• _PROBLEM STATEMENT_
Gather each line of the records where "color" appears.

★ ★ ★ ★ ★

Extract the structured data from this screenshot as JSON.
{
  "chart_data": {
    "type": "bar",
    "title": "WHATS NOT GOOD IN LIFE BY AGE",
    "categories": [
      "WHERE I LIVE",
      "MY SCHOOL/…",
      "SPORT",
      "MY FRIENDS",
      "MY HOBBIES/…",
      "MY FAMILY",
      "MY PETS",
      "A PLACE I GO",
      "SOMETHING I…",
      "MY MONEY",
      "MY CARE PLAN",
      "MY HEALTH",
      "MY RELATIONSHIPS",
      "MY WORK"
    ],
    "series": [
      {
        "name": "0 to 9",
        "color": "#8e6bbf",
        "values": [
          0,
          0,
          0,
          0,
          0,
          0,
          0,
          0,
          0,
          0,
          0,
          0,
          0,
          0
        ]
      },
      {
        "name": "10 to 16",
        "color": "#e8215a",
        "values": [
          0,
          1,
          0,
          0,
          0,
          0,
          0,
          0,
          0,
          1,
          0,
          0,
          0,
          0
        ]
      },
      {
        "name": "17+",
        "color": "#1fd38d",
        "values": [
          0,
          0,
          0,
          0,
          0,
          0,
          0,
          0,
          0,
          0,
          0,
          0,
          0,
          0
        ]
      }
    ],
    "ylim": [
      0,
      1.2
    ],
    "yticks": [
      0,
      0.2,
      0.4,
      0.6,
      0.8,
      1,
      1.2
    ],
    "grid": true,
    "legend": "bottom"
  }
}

★ ★ ★ ★ ★

• _RESULT BELOW_
        "color": "#8e6bbf",
        "color": "#e8215a",
        "color": "#1fd38d",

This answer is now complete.